## Request
Lines containing the string "times" are to be collected in full.

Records
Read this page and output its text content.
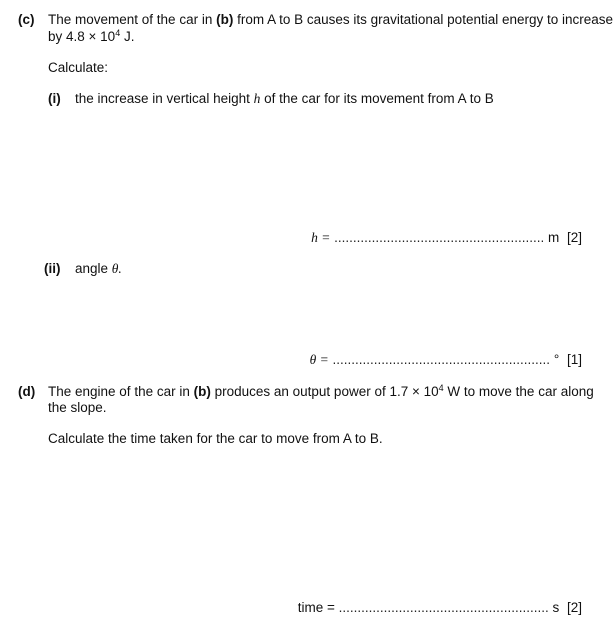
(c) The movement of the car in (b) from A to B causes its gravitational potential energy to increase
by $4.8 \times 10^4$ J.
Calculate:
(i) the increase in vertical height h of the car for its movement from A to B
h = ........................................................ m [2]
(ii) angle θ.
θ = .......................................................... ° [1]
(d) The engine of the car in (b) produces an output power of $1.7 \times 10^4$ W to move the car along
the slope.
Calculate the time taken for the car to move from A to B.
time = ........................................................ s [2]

* * *

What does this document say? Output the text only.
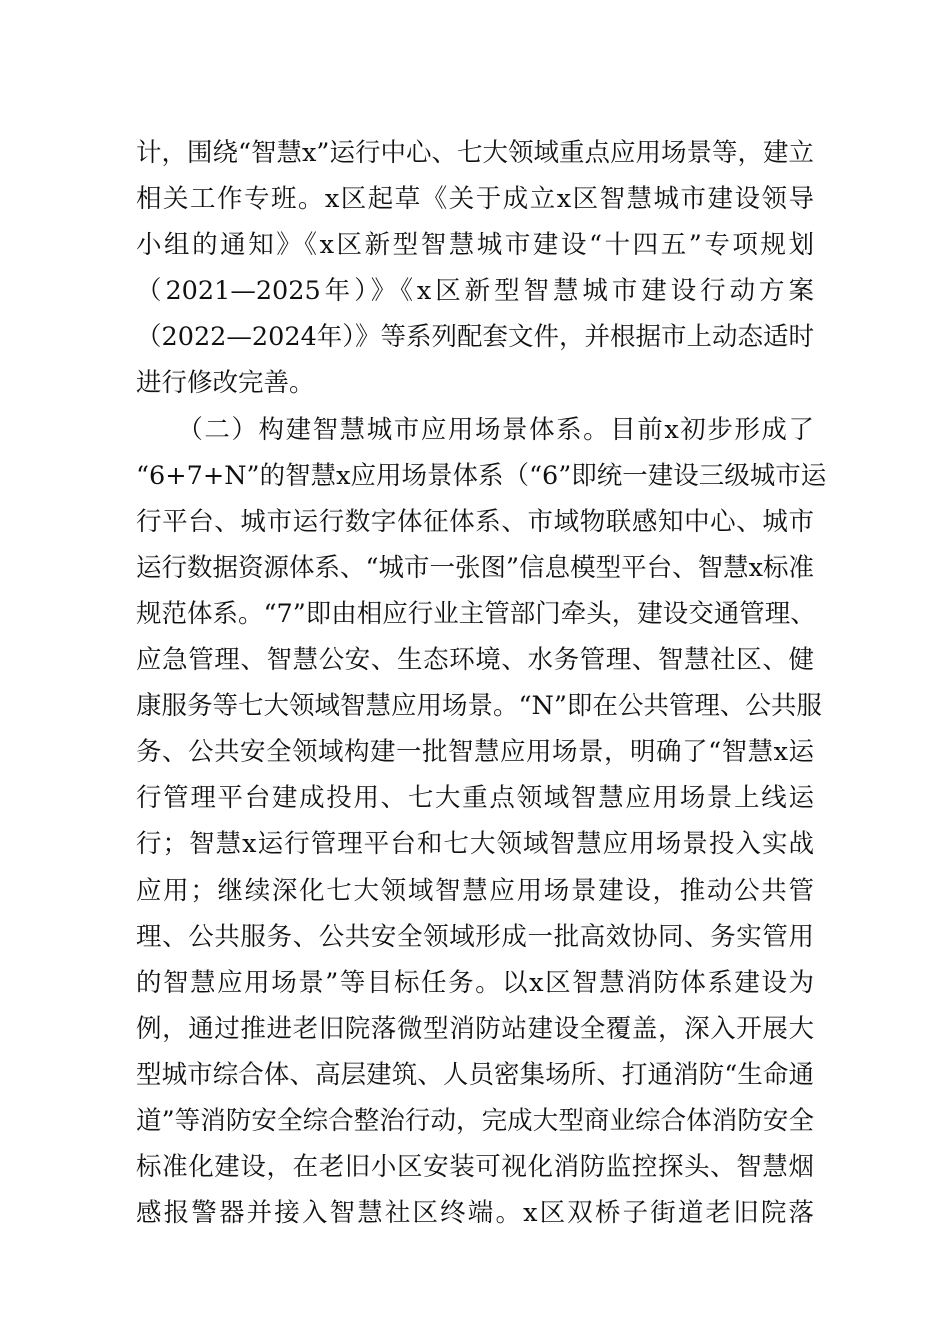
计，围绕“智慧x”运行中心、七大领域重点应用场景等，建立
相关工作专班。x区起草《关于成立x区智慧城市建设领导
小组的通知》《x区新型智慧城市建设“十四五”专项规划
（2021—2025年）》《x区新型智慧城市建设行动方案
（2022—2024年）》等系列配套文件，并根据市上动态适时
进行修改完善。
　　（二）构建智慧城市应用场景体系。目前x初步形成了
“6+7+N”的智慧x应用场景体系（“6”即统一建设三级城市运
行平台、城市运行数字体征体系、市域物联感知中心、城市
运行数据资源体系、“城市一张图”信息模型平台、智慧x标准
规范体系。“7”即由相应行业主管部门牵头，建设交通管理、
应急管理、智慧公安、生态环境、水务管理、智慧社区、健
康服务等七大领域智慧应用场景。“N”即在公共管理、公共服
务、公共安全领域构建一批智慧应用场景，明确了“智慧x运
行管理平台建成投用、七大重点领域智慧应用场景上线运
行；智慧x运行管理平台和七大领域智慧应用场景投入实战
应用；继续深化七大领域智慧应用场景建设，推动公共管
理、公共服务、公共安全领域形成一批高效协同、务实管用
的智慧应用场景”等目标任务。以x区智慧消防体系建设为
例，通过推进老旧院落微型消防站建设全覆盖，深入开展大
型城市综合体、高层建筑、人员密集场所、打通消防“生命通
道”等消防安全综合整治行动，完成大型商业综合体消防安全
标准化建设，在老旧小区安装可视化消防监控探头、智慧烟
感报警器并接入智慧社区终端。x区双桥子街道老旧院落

--

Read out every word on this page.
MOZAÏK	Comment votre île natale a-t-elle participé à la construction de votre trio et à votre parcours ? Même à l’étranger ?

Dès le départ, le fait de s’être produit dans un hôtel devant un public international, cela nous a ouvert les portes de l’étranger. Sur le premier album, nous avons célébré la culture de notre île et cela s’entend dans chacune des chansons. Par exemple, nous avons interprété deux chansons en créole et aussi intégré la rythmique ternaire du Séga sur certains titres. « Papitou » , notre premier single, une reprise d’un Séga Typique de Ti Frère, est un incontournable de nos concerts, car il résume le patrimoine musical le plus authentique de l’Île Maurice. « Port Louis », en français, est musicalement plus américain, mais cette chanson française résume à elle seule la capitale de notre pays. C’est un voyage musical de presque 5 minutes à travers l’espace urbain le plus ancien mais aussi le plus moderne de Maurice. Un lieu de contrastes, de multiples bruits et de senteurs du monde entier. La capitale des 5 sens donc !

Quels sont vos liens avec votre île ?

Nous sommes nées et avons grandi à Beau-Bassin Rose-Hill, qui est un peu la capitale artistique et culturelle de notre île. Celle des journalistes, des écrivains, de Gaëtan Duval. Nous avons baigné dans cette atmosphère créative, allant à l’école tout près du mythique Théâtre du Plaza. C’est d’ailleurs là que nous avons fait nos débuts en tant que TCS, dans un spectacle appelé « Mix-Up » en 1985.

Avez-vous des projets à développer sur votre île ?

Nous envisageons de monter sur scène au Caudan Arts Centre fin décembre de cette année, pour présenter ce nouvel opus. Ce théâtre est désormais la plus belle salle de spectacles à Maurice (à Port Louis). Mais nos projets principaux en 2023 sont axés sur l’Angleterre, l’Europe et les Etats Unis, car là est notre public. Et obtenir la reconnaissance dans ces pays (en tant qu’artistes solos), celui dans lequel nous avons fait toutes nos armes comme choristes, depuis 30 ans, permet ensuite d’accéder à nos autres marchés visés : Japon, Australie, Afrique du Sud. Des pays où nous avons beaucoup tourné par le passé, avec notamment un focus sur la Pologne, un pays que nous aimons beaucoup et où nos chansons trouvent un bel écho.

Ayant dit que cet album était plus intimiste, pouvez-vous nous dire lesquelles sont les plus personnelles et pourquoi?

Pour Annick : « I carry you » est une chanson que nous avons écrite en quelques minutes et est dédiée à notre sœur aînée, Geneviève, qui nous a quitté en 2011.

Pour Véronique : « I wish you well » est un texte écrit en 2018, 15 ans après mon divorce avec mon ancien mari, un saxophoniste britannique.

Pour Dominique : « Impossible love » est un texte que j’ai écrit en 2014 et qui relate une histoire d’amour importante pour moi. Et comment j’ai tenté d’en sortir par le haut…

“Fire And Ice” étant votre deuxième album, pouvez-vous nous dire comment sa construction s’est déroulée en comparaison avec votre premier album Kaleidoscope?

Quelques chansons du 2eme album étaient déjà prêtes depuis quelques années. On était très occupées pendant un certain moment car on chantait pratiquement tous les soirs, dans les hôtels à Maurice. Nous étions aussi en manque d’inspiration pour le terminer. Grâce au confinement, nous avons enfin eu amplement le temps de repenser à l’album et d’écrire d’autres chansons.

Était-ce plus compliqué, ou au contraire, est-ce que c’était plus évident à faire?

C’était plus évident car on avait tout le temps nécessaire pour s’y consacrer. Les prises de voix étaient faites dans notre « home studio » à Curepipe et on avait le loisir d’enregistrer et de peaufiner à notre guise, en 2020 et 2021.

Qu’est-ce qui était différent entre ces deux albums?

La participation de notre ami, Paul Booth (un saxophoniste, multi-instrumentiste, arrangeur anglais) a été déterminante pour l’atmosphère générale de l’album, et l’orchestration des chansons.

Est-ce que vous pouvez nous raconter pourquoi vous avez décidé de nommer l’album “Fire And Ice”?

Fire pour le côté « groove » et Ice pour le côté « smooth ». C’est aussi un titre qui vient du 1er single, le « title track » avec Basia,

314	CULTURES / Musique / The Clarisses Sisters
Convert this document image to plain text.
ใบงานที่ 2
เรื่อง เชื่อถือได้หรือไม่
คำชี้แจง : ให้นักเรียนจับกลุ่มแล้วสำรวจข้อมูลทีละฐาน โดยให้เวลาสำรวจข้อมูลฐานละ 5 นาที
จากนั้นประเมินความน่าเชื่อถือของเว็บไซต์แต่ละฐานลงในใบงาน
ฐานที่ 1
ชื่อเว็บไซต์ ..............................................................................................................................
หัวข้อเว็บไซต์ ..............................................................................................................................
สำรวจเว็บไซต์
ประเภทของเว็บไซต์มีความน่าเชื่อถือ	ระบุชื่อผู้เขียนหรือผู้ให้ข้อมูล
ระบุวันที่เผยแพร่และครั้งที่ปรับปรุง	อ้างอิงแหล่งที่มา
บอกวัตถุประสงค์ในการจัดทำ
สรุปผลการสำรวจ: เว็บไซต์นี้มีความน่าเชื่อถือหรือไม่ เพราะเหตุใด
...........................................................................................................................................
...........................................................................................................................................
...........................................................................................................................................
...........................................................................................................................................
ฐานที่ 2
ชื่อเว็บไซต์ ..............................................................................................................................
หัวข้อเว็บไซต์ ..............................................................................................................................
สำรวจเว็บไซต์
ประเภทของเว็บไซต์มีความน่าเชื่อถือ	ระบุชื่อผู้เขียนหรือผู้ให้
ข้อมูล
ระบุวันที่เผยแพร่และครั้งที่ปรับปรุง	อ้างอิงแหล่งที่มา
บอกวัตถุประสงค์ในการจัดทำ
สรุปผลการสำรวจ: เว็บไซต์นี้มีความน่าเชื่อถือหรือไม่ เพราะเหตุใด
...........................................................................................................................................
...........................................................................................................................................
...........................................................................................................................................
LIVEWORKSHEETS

## Result of this task
by $4.8 \times 10^4$ J.
(d) The engine of the car in (b) produces an output power of $1.7 \times 10^4$ W to move the car along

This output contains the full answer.